Stated task: Copy each line below that includes "orientation".

··· Data to process

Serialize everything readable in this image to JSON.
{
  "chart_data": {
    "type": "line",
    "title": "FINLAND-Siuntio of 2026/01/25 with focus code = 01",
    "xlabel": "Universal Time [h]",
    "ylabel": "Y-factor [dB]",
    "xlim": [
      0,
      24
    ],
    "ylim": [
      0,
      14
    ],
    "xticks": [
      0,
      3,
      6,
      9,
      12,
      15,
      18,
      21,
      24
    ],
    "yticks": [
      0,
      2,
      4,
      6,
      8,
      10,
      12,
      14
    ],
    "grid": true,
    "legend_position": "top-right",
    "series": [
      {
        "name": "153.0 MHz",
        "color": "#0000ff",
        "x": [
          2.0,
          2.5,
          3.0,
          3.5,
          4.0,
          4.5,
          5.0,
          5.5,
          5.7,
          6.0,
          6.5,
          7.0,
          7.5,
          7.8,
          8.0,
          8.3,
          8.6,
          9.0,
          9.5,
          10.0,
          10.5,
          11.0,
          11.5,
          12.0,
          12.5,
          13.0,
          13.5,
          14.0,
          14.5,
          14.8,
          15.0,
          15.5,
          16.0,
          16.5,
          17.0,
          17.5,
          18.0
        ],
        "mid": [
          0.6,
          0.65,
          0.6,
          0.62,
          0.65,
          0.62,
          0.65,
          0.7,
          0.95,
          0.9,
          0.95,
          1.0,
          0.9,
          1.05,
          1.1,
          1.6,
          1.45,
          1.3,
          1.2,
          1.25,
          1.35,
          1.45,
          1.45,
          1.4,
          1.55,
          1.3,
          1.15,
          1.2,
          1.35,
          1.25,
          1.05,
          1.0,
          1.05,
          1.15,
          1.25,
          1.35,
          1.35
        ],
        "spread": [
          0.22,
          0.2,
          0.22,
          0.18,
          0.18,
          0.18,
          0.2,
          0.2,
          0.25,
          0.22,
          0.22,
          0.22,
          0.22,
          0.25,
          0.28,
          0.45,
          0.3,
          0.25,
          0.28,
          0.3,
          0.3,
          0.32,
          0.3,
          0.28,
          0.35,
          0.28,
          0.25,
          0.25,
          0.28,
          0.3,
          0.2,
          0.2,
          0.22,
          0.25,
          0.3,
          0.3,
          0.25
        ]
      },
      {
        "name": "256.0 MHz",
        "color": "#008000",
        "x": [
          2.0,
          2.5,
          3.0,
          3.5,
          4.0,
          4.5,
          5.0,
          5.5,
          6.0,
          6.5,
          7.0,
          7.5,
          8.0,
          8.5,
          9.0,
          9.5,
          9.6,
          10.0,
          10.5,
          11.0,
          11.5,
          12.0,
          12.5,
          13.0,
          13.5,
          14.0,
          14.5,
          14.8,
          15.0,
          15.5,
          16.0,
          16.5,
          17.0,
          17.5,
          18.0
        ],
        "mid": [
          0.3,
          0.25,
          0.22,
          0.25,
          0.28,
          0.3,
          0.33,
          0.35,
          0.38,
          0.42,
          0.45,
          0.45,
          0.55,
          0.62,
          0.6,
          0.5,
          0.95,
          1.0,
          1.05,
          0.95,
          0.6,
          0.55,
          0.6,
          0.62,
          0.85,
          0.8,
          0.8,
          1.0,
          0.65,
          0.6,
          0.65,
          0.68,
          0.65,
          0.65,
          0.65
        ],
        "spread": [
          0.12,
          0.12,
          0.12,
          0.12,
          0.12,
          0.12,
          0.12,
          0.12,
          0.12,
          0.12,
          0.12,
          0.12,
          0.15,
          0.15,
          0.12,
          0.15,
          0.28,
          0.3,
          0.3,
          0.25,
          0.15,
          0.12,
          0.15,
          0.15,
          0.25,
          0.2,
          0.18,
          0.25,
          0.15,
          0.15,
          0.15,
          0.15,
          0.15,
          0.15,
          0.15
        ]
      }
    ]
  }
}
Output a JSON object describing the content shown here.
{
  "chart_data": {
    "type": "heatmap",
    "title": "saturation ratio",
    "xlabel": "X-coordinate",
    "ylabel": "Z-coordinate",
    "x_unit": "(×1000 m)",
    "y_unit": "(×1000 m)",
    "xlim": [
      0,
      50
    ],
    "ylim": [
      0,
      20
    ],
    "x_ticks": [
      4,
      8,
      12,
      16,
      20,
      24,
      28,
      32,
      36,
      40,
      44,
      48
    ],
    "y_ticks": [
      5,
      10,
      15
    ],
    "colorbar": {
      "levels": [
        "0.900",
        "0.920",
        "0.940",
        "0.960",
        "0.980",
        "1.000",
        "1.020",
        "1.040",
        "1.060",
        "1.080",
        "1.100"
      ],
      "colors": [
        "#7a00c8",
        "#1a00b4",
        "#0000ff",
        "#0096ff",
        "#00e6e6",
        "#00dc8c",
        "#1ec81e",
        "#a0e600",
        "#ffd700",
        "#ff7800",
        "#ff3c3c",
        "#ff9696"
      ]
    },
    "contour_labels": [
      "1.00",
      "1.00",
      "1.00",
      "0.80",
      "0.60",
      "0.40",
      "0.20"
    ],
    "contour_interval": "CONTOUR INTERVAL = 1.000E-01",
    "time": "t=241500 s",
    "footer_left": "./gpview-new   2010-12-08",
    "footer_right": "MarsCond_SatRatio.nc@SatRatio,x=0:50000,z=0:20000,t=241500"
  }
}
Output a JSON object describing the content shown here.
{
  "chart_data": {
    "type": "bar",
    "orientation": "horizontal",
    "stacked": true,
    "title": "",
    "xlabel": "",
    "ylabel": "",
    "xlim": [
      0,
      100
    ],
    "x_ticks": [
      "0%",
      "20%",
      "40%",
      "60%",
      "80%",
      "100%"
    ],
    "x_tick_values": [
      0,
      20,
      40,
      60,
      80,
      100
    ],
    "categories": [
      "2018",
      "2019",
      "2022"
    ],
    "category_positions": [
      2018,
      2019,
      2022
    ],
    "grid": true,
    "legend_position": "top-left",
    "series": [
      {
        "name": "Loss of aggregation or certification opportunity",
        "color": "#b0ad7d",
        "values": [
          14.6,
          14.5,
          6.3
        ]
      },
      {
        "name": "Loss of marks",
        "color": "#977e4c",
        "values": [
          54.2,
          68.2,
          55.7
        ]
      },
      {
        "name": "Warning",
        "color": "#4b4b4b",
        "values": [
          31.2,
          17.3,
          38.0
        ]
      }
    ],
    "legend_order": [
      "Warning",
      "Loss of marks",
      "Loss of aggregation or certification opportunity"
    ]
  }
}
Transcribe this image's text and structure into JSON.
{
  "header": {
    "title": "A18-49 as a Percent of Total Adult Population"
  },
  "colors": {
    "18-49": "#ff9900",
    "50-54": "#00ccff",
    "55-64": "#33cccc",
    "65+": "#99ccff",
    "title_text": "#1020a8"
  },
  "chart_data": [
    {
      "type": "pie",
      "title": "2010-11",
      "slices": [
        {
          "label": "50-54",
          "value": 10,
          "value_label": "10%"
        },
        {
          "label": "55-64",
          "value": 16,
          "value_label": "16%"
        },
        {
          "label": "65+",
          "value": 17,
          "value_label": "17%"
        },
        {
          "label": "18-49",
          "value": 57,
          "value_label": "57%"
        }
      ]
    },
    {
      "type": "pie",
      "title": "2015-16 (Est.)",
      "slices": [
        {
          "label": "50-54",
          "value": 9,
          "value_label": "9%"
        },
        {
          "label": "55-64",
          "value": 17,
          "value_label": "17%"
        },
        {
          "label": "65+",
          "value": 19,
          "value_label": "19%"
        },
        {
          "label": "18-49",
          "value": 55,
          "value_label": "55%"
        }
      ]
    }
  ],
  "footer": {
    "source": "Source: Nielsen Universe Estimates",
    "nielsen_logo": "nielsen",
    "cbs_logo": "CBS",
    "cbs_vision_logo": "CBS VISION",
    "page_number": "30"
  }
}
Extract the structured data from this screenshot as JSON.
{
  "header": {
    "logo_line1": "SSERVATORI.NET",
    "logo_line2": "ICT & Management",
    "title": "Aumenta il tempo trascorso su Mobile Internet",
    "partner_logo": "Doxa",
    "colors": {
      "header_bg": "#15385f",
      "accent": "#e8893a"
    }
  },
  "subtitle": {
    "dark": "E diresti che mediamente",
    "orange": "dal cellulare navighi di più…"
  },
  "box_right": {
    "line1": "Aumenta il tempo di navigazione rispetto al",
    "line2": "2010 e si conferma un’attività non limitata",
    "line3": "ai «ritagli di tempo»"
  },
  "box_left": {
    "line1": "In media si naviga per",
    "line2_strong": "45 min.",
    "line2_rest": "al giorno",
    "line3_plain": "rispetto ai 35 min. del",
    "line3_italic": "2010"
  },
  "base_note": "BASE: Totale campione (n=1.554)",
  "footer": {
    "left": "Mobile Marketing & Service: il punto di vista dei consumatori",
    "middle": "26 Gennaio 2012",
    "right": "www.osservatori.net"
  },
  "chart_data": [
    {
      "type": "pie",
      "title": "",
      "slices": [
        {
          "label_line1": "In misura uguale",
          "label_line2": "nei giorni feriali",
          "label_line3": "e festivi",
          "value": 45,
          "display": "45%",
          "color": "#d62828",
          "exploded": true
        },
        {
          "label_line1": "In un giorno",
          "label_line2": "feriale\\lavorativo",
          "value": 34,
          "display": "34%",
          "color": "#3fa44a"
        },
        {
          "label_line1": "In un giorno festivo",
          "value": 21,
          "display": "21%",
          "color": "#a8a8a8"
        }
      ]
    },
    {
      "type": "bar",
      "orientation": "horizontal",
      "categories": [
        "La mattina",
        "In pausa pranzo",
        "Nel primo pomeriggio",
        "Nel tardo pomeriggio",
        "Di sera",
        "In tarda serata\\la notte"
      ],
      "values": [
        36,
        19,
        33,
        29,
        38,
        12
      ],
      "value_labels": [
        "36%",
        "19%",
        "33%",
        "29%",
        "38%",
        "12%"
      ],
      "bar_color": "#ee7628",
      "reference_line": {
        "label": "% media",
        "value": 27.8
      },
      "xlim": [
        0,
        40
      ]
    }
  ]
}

······

Exercise answer:
    "orientation": "horizontal",
      "orientation": "horizontal",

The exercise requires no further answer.